◆ **Available records**:

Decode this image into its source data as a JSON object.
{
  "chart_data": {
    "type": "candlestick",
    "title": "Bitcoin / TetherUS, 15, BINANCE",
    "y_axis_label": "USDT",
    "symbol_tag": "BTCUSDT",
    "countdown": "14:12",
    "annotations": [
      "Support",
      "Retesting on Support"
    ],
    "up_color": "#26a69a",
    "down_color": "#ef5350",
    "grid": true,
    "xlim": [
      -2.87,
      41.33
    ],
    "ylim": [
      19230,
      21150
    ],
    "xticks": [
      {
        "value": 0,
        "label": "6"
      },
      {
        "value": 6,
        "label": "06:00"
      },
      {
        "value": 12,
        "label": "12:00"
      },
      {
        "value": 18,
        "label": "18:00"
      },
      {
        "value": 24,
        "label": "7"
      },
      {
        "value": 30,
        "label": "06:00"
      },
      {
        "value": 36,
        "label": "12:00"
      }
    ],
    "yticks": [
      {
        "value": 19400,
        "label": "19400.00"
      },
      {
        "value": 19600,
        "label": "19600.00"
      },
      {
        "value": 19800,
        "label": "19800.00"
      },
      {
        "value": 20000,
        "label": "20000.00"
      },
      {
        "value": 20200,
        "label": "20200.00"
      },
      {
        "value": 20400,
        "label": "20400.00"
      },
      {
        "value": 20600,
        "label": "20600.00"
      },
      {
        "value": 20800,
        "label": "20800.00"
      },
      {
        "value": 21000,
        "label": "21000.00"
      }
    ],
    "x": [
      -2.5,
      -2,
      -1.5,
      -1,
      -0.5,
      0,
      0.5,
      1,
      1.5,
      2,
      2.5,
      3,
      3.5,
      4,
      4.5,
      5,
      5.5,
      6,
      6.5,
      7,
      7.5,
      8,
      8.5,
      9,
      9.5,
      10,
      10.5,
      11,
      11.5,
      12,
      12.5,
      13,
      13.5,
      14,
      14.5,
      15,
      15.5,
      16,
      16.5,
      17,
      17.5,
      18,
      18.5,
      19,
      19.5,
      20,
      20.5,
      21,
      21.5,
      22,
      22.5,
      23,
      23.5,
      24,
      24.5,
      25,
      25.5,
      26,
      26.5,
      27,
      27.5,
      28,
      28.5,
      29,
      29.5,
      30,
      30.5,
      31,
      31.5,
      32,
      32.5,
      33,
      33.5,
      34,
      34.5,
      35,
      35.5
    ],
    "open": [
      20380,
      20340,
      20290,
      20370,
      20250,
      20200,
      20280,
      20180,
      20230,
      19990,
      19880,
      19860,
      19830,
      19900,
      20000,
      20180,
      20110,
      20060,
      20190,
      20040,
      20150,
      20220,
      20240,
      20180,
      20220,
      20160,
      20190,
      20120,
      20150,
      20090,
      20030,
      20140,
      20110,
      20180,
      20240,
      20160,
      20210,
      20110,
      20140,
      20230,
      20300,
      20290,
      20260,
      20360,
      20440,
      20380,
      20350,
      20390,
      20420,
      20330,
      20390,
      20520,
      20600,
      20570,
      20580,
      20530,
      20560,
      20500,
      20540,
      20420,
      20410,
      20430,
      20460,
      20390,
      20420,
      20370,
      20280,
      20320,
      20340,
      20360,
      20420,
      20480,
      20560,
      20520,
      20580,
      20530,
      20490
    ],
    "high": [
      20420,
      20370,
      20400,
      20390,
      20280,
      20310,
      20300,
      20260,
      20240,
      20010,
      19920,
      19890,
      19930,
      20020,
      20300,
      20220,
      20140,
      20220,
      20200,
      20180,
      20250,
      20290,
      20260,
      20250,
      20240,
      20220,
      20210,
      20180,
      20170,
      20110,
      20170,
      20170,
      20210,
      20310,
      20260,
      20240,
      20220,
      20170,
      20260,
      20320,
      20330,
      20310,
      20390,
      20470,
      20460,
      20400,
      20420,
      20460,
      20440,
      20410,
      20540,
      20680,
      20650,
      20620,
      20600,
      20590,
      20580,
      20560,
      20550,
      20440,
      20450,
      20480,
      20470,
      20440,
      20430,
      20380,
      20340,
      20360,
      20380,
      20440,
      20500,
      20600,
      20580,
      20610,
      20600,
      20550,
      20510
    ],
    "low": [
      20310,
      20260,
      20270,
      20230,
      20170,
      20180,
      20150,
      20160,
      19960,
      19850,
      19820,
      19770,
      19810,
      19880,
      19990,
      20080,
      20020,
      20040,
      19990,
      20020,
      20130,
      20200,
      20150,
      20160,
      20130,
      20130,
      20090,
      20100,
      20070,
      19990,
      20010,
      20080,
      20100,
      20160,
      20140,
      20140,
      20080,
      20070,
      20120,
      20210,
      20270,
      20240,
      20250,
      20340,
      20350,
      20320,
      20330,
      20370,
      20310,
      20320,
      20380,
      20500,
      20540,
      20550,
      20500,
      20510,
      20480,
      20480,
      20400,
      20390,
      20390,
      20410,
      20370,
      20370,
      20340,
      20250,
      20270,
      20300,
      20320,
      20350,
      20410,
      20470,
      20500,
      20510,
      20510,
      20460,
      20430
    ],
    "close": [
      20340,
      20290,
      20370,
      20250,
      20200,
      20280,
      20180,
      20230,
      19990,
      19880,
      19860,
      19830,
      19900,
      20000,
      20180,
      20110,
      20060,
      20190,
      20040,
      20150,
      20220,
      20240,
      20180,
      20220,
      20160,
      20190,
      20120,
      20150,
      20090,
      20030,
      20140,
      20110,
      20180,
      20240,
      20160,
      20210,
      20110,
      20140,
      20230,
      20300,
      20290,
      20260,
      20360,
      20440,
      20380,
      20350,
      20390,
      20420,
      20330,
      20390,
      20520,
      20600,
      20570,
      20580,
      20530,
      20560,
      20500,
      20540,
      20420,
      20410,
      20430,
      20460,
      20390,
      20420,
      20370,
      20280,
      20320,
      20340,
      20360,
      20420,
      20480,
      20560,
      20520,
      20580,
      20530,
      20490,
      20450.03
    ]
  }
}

◆ **Challenge**:
Each entry above needs to be retyped exactly.

◆ **Solution to the problem**:
Decode this image into its source data as a JSON object.
{
  "chart_data": {
    "type": "candlestick",
    "title": "Bitcoin / TetherUS, 15, BINANCE",
    "y_axis_label": "USDT",
    "symbol_tag": "BTCUSDT",
    "countdown": "14:12",
    "annotations": [
      "Support",
      "Retesting on Support"
    ],
    "up_color": "#26a69a",
    "down_color": "#ef5350",
    "grid": true,
    "xlim": [
      -2.87,
      41.33
    ],
    "ylim": [
      19230,
      21150
    ],
    "xticks": [
      {
        "value": 0,
        "label": "6"
      },
      {
        "value": 6,
        "label": "06:00"
      },
      {
        "value": 12,
        "label": "12:00"
      },
      {
        "value": 18,
        "label": "18:00"
      },
      {
        "value": 24,
        "label": "7"
      },
      {
        "value": 30,
        "label": "06:00"
      },
      {
        "value": 36,
        "label": "12:00"
      }
    ],
    "yticks": [
      {
        "value": 19400,
        "label": "19400.00"
      },
      {
        "value": 19600,
        "label": "19600.00"
      },
      {
        "value": 19800,
        "label": "19800.00"
      },
      {
        "value": 20000,
        "label": "20000.00"
      },
      {
        "value": 20200,
        "label": "20200.00"
      },
      {
        "value": 20400,
        "label": "20400.00"
      },
      {
        "value": 20600,
        "label": "20600.00"
      },
      {
        "value": 20800,
        "label": "20800.00"
      },
      {
        "value": 21000,
        "label": "21000.00"
      }
    ],
    "x": [
      -2.5,
      -2,
      -1.5,
      -1,
      -0.5,
      0,
      0.5,
      1,
      1.5,
      2,
      2.5,
      3,
      3.5,
      4,
      4.5,
      5,
      5.5,
      6,
      6.5,
      7,
      7.5,
      8,
      8.5,
      9,
      9.5,
      10,
      10.5,
      11,
      11.5,
      12,
      12.5,
      13,
      13.5,
      14,
      14.5,
      15,
      15.5,
      16,
      16.5,
      17,
      17.5,
      18,
      18.5,
      19,
      19.5,
      20,
      20.5,
      21,
      21.5,
      22,
      22.5,
      23,
      23.5,
      24,
      24.5,
      25,
      25.5,
      26,
      26.5,
      27,
      27.5,
      28,
      28.5,
      29,
      29.5,
      30,
      30.5,
      31,
      31.5,
      32,
      32.5,
      33,
      33.5,
      34,
      34.5,
      35,
      35.5
    ],
    "open": [
      20380,
      20340,
      20290,
      20370,
      20250,
      20200,
      20280,
      20180,
      20230,
      19990,
      19880,
      19860,
      19830,
      19900,
      20000,
      20180,
      20110,
      20060,
      20190,
      20040,
      20150,
      20220,
      20240,
      20180,
      20220,
      20160,
      20190,
      20120,
      20150,
      20090,
      20030,
      20140,
      20110,
      20180,
      20240,
      20160,
      20210,
      20110,
      20140,
      20230,
      20300,
      20290,
      20260,
      20360,
      20440,
      20380,
      20350,
      20390,
      20420,
      20330,
      20390,
      20520,
      20600,
      20570,
      20580,
      20530,
      20560,
      20500,
      20540,
      20420,
      20410,
      20430,
      20460,
      20390,
      20420,
      20370,
      20280,
      20320,
      20340,
      20360,
      20420,
      20480,
      20560,
      20520,
      20580,
      20530,
      20490
    ],
    "high": [
      20420,
      20370,
      20400,
      20390,
      20280,
      20310,
      20300,
      20260,
      20240,
      20010,
      19920,
      19890,
      19930,
      20020,
      20300,
      20220,
      20140,
      20220,
      20200,
      20180,
      20250,
      20290,
      20260,
      20250,
      20240,
      20220,
      20210,
      20180,
      20170,
      20110,
      20170,
      20170,
      20210,
      20310,
      20260,
      20240,
      20220,
      20170,
      20260,
      20320,
      20330,
      20310,
      20390,
      20470,
      20460,
      20400,
      20420,
      20460,
      20440,
      20410,
      20540,
      20680,
      20650,
      20620,
      20600,
      20590,
      20580,
      20560,
      20550,
      20440,
      20450,
      20480,
      20470,
      20440,
      20430,
      20380,
      20340,
      20360,
      20380,
      20440,
      20500,
      20600,
      20580,
      20610,
      20600,
      20550,
      20510
    ],
    "low": [
      20310,
      20260,
      20270,
      20230,
      20170,
      20180,
      20150,
      20160,
      19960,
      19850,
      19820,
      19770,
      19810,
      19880,
      19990,
      20080,
      20020,
      20040,
      19990,
      20020,
      20130,
      20200,
      20150,
      20160,
      20130,
      20130,
      20090,
      20100,
      20070,
      19990,
      20010,
      20080,
      20100,
      20160,
      20140,
      20140,
      20080,
      20070,
      20120,
      20210,
      20270,
      20240,
      20250,
      20340,
      20350,
      20320,
      20330,
      20370,
      20310,
      20320,
      20380,
      20500,
      20540,
      20550,
      20500,
      20510,
      20480,
      20480,
      20400,
      20390,
      20390,
      20410,
      20370,
      20370,
      20340,
      20250,
      20270,
      20300,
      20320,
      20350,
      20410,
      20470,
      20500,
      20510,
      20510,
      20460,
      20430
    ],
    "close": [
      20340,
      20290,
      20370,
      20250,
      20200,
      20280,
      20180,
      20230,
      19990,
      19880,
      19860,
      19830,
      19900,
      20000,
      20180,
      20110,
      20060,
      20190,
      20040,
      20150,
      20220,
      20240,
      20180,
      20220,
      20160,
      20190,
      20120,
      20150,
      20090,
      20030,
      20140,
      20110,
      20180,
      20240,
      20160,
      20210,
      20110,
      20140,
      20230,
      20300,
      20290,
      20260,
      20360,
      20440,
      20380,
      20350,
      20390,
      20420,
      20330,
      20390,
      20520,
      20600,
      20570,
      20580,
      20530,
      20560,
      20500,
      20540,
      20420,
      20410,
      20430,
      20460,
      20390,
      20420,
      20370,
      20280,
      20320,
      20340,
      20360,
      20420,
      20480,
      20560,
      20520,
      20580,
      20530,
      20490,
      20450.03
    ]
  }
}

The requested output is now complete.